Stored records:
^^^^

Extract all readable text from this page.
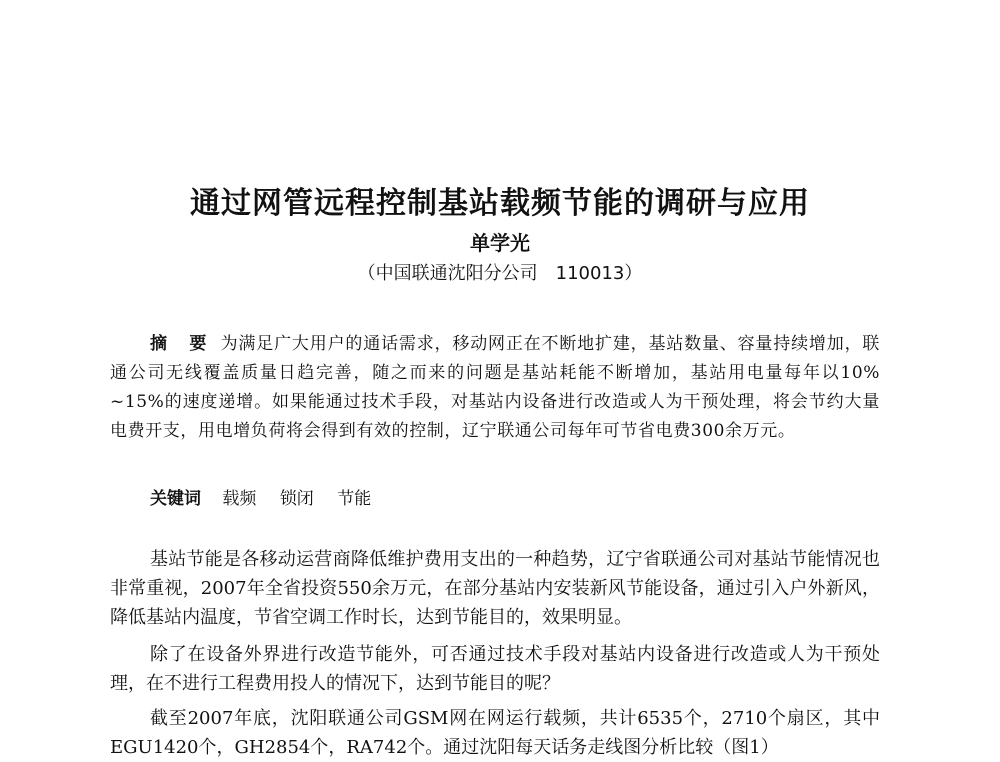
通过网管远程控制基站载频节能的调研与应用
单学光
（中国联通沈阳分公司 110013）

摘 要 为满足广大用户的通话需求，移动网正在不断地扩建，基站数量、容量持续增加，联通公司无线覆盖质量日趋完善，随之而来的问题是基站耗能不断增加，基站用电量每年以10% ~15%的速度递增。如果能通过技术手段，对基站内设备进行改造或人为干预处理，将会节约大量电费开支，用电增负荷将会得到有效的控制，辽宁联通公司每年可节省电费300余万元。

关键词 载频 锁闭 节能

基站节能是各移动运营商降低维护费用支出的一种趋势，辽宁省联通公司对基站节能情况也非常重视，2007年全省投资550余万元，在部分基站内安装新风节能设备，通过引入户外新风，降低基站内温度，节省空调工作时长，达到节能目的，效果明显。

除了在设备外界进行改造节能外，可否通过技术手段对基站内设备进行改造或人为干预处理，在不进行工程费用投人的情况下，达到节能目的呢？

截至2007年底，沈阳联通公司GSM网在网运行载频，共计6535个，2710个扇区，其中EGU1420个，GH2854个，RA742个。通过沈阳每天话务走线图分析比较（图1）
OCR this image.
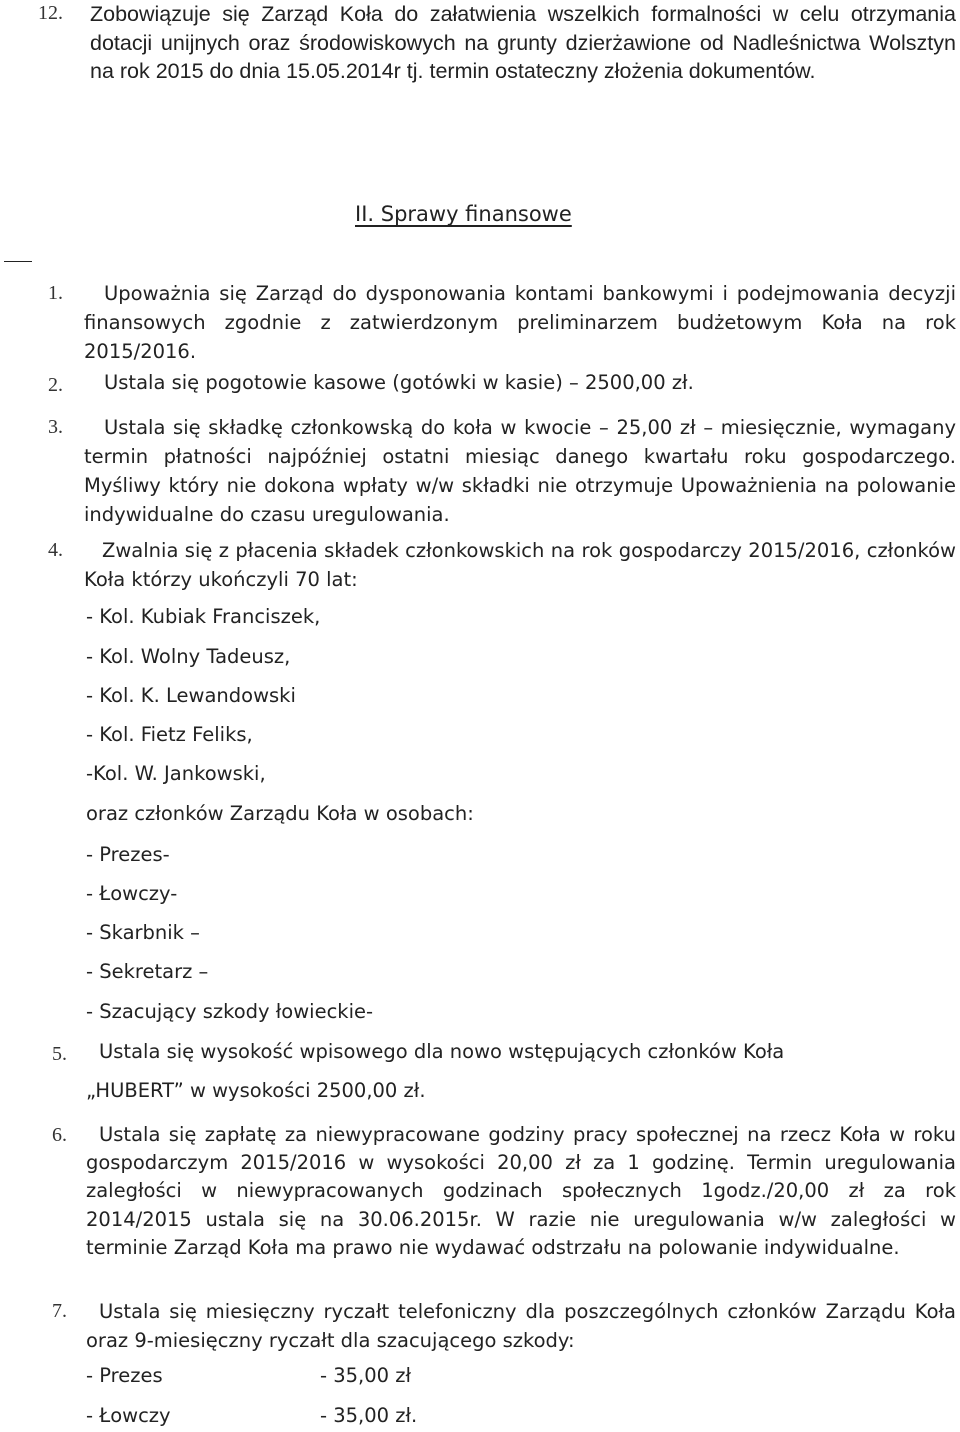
12. Zobowiązuje się Zarząd Koła do załatwienia wszelkich formalności w celu otrzymania dotacji unijnych oraz środowiskowych na grunty dzierżawione od Nadleśnictwa Wolsztyn na rok 2015 do dnia 15.05.2014r tj. termin ostateczny złożenia dokumentów.

II. Sprawy finansowe
1.	Upoważnia się Zarząd do dysponowania kontami bankowymi i podejmowania decyzji finansowych zgodnie z zatwierdzonym preliminarzem budżetowym Koła na rok 2015/2016.

2. Ustala się pogotowie kasowe (gotówki w kasie) – 2500,00 zł.
3.	Ustala się składkę członkowską do koła w kwocie – 25,00 zł – miesięcznie, wymagany termin płatności najpóźniej ostatni miesiąc danego kwartału roku gospodarczego. Myśliwy który nie dokona wpłaty w/w składki nie otrzymuje Upoważnienia na polowanie indywidualne do czasu uregulowania.

4.	Zwalnia się z płacenia składek członkowskich na rok gospodarczy 2015/2016, członków Koła którzy ukończyli 70 lat:

- Kol. Kubiak Franciszek,
- Kol. Wolny Tadeusz,
- Kol. K. Lewandowski
- Kol. Fietz Feliks,
-Kol. W. Jankowski,
oraz członków Zarządu Koła w osobach:
- Prezes-
- Łowczy-
- Skarbnik –
- Sekretarz –
- Szacujący szkody łowieckie-
5. Ustala się wysokość wpisowego dla nowo wstępujących członków Koła
„HUBERT” w wysokości 2500,00 zł.
6.	Ustala się zapłatę za niewypracowane godziny pracy społecznej na rzecz Koła w roku gospodarczym 2015/2016 w wysokości 20,00 zł za 1 godzinę. Termin uregulowania zaległości w niewypracowanych godzinach społecznych 1godz./20,00 zł za rok 2014/2015 ustala się na 30.06.2015r. W razie nie uregulowania w/w zaległości w terminie Zarząd Koła ma prawo nie wydawać odstrzału na polowanie indywidualne.

7.	Ustala się miesięczny ryczałt telefoniczny dla poszczególnych członków Zarządu Koła oraz 9-miesięczny ryczałt dla szacującego szkody:

- Prezes	- 35,00 zł
- Łowczy	- 35,00 zł.
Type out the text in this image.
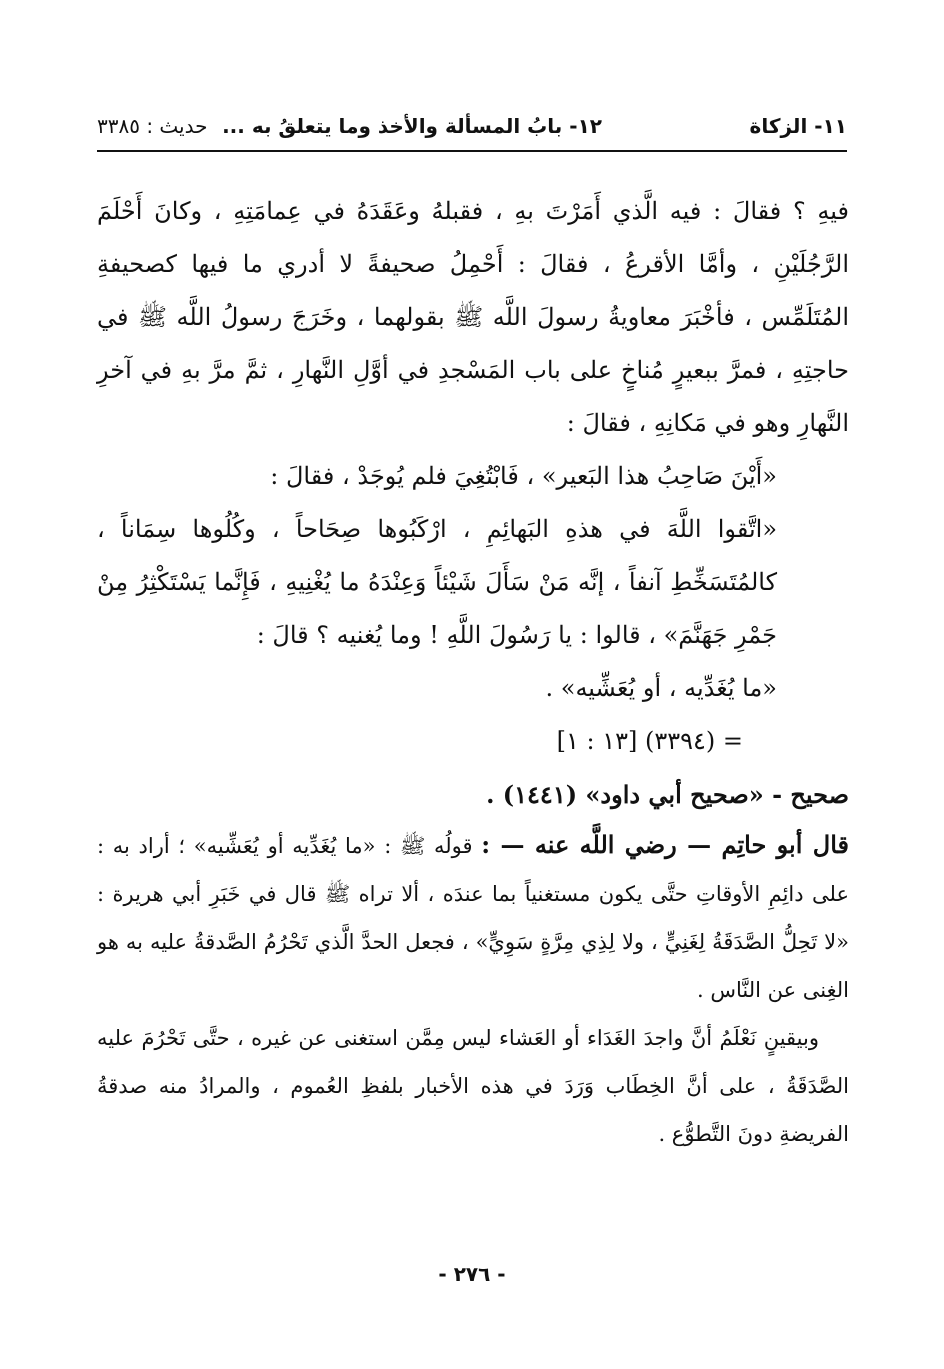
١١- الزكاة
١٢- بابُ المسألة والأخذ وما يتعلقُ به ...
حديث : ٣٣٨٥

فيهِ ؟ فقالَ : فيه الَّذي أَمَرْتَ بهِ ، فقبلهُ وعَقَدَهُ في عِمامَتِهِ ، وكانَ أَحْلَمَ الرَّجُلَيْنِ ، وأمَّا الأقرعُ ، فقالَ : أَحْمِلُ صحيفةً لا أدري ما فيها كصحيفةِ المُتَلَمِّس ، فأخْبَرَ معاويةُ رسولَ اللَّه ﷺ بقولهما ، وخَرَجَ رسولُ اللَّه ﷺ في حاجتِهِ ، فمرَّ ببعيرٍ مُناخٍ على باب المَسْجدِ في أوَّلِ النَّهارِ ، ثمَّ مرَّ بهِ في آخرِ النَّهارِ وهو في مَكانِهِ ، فقالَ :

«أَيْنَ صَاحِبُ هذا البَعير» ، فَابْتُغِيَ فلم يُوجَدْ ، فقالَ :

«اتَّقوا اللَّهَ في هذهِ البَهائِمِ ، ارْكَبُوها صِحَاحاً ، وكُلُوها سِمَاناً ، كالمُتَسَخِّطِ آنفاً ، إنَّه مَنْ سَأَلَ شَيْئاً وَعِنْدَهُ ما يُغْنِيهِ ، فَإِنَّما يَسْتَكْثِرُ مِنْ جَمْرِ جَهَنَّمَ» ، قالوا : يا رَسُولَ اللَّهِ ! وما يُغنيه ؟ قالَ :

«ما يُغَدِّيه ، أو يُعَشِّيه» .

= (٣٣٩٤) [١٣ : ١]

صحيح - «صحيح أبي داود» (١٤٤١) .

قال أبو حاتِم — رضي اللَّه عنه — : قولُه ﷺ : «ما يُغَدِّيه أو يُعَشِّيه» ؛ أراد به : على دائِمِ الأوقاتِ حتَّى يكون مستغنياً بما عندَه ، ألا تراه ﷺ قال في خَبَرِ أبي هريرة : «لا تَحِلُّ الصَّدَقَةُ لِغَنِيٍّ ، ولا لِذِي مِرَّةٍ سَوِيٍّ» ، فجعل الحدَّ الَّذي تَحْرُمُ الصَّدقةُ عليه به هو الغِنى عن النَّاس .

وبيقينٍ نَعْلَمُ أنَّ واجدَ الغَدَاء أو العَشاء ليس مِمَّن استغنى عن غيره ، حتَّى تَحْرُمَ عليه الصَّدَقَةُ ، على أنَّ الخِطَاب وَرَدَ في هذه الأخبار بلفظِ العُموم ، والمرادُ منه صدقةُ الفريضةِ دونَ التَّطوُّع .

- ٢٧٦ -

^^^^

→ **SET TASK**: Select from the material above each line in which the string "indywidualne" appears, and list those lines.

→ **COMPLETE RESPONSE**:
3.	Ustala się składkę członkowską do koła w kwocie – 25,00 zł – miesięcznie, wymagany termin płatności najpóźniej ostatni miesiąc danego kwartału roku gospodarczego. Myśliwy który nie dokona wpłaty w/w składki nie otrzymuje Upoważnienia na polowanie indywidualne do czasu uregulowania.
6.	Ustala się zapłatę za niewypracowane godziny pracy społecznej na rzecz Koła w roku gospodarczym 2015/2016 w wysokości 20,00 zł za 1 godzinę. Termin uregulowania zaległości w niewypracowanych godzinach społecznych 1godz./20,00 zł za rok 2014/2015 ustala się na 30.06.2015r. W razie nie uregulowania w/w zaległości w terminie Zarząd Koła ma prawo nie wydawać odstrzału na polowanie indywidualne.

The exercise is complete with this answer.